Stored items:
■ ■ ■ ■
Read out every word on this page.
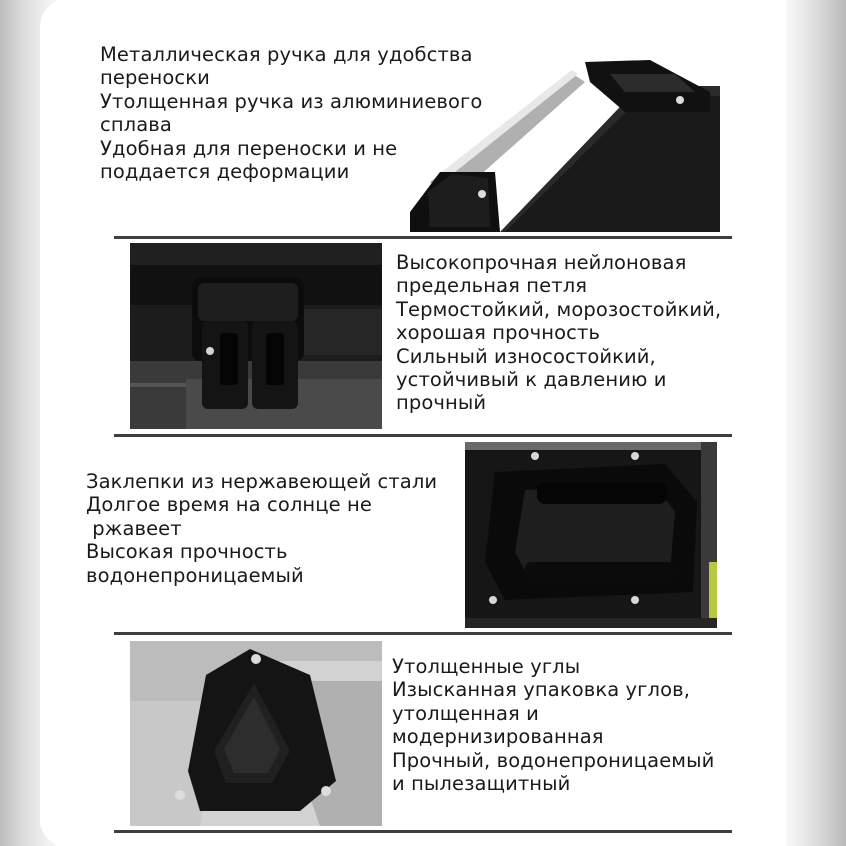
Металлическая ручка для удобства
переноски
Утолщенная ручка из алюминиевого
сплава
Удобная для переноски и не
поддается деформации
Высокопрочная нейлоновая
предельная петля
Термостойкий, морозостойкий,
хорошая прочность
Сильный износостойкий,
устойчивый к давлению и
прочный
Заклепки из нержавеющей стали
Долгое время на солнце не
ржавеет
Высокая прочность
водонепроницаемый
Утолщенные углы
Изысканная упаковка углов,
утолщенная и
модернизированная
Прочный, водонепроницаемый
и пылезащитный
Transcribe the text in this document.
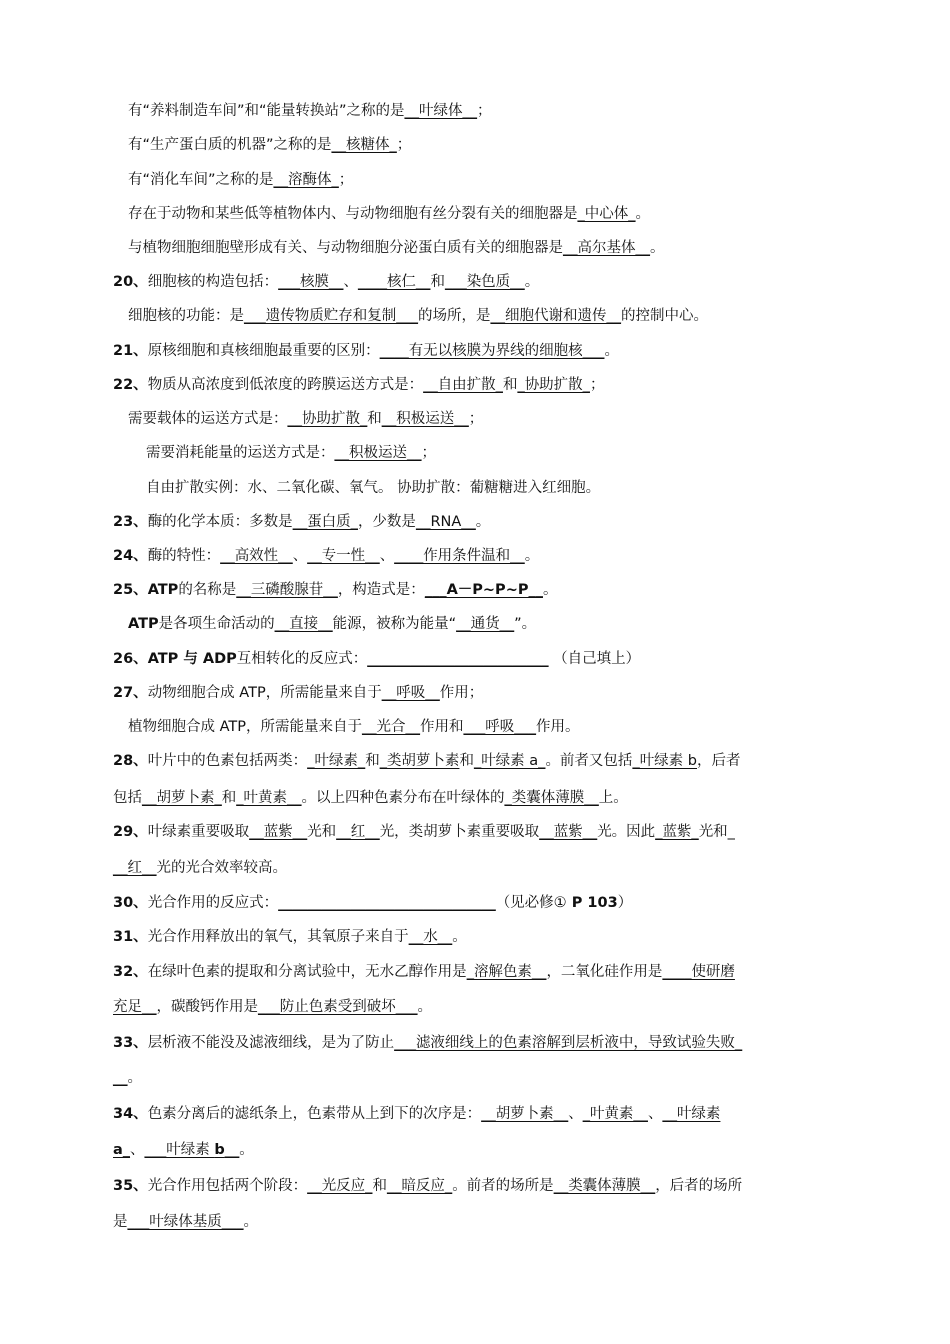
有“养料制造车间”和“能量转换站”之称的是__叶绿体__；
有“生产蛋白质的机器”之称的是__核糖体_；
有“消化车间”之称的是__溶酶体_；
存在于动物和某些低等植物体内、与动物细胞有丝分裂有关的细胞器是_中心体_。
与植物细胞细胞壁形成有关、与动物细胞分泌蛋白质有关的细胞器是__高尔基体__。
20、细胞核的构造包括：___核膜__、____核仁__和___染色质__。
细胞核的功能：是___遗传物质贮存和复制___的场所，是__细胞代谢和遗传__的控制中心。
21、原核细胞和真核细胞最重要的区别：____有无以核膜为界线的细胞核___。
22、物质从高浓度到低浓度的跨膜运送方式是：__自由扩散_和_协助扩散_；
需要载体的运送方式是：__协助扩散_和__积极运送__；
需要消耗能量的运送方式是：__积极运送__；
自由扩散实例：水、二氧化碳、氧气。 协助扩散：葡糖糖进入红细胞。
23、酶的化学本质：多数是__蛋白质_，少数是__RNA__。
24、酶的特性：__高效性__、__专一性__、____作用条件温和__。
25、ATP的名称是__三磷酸腺苷__，构造式是：___A－P~P~P__。
ATP是各项生命活动的__直接__能源，被称为能量“__通货__”。
26、ATP 与 ADP互相转化的反应式：_________________________ （自己填上）
27、动物细胞合成 ATP，所需能量来自于__呼吸__作用；
植物细胞合成 ATP，所需能量来自于__光合__作用和___呼吸___作用。
28、叶片中的色素包括两类：_叶绿素_和_类胡萝卜素和_叶绿素 a_。前者又包括_叶绿素 b，后者
包括__胡萝卜素_和_叶黄素__。以上四种色素分布在叶绿体的_类囊体薄膜__上。
29、叶绿素重要吸取__蓝紫__光和__红__光，类胡萝卜素重要吸取__蓝紫__光。因此_蓝紫_光和_
__红__光的光合效率较高。
30、光合作用的反应式：______________________________（见必修① P 103）
31、光合作用释放出的氧气，其氧原子来自于__水__。
32、在绿叶色素的提取和分离试验中，无水乙醇作用是_溶解色素__，二氧化硅作用是____使研磨
充足__，碳酸钙作用是___防止色素受到破坏___。
33、层析液不能没及滤液细线，是为了防止___滤液细线上的色素溶解到层析液中，导致试验失败_
__。
34、色素分离后的滤纸条上，色素带从上到下的次序是：__胡萝卜素__、_叶黄素__、__叶绿素
a_、___叶绿素 b__。
35、光合作用包括两个阶段：__光反应_和__暗反应_。前者的场所是__类囊体薄膜__，后者的场所
是___叶绿体基质___。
■ ■ ■ ■
* Exercise aim
Which lines in the records above contain the string "ручка"? Copy each one.

* Task response
Металлическая ручка для удобства
Утолщенная ручка из алюминиевого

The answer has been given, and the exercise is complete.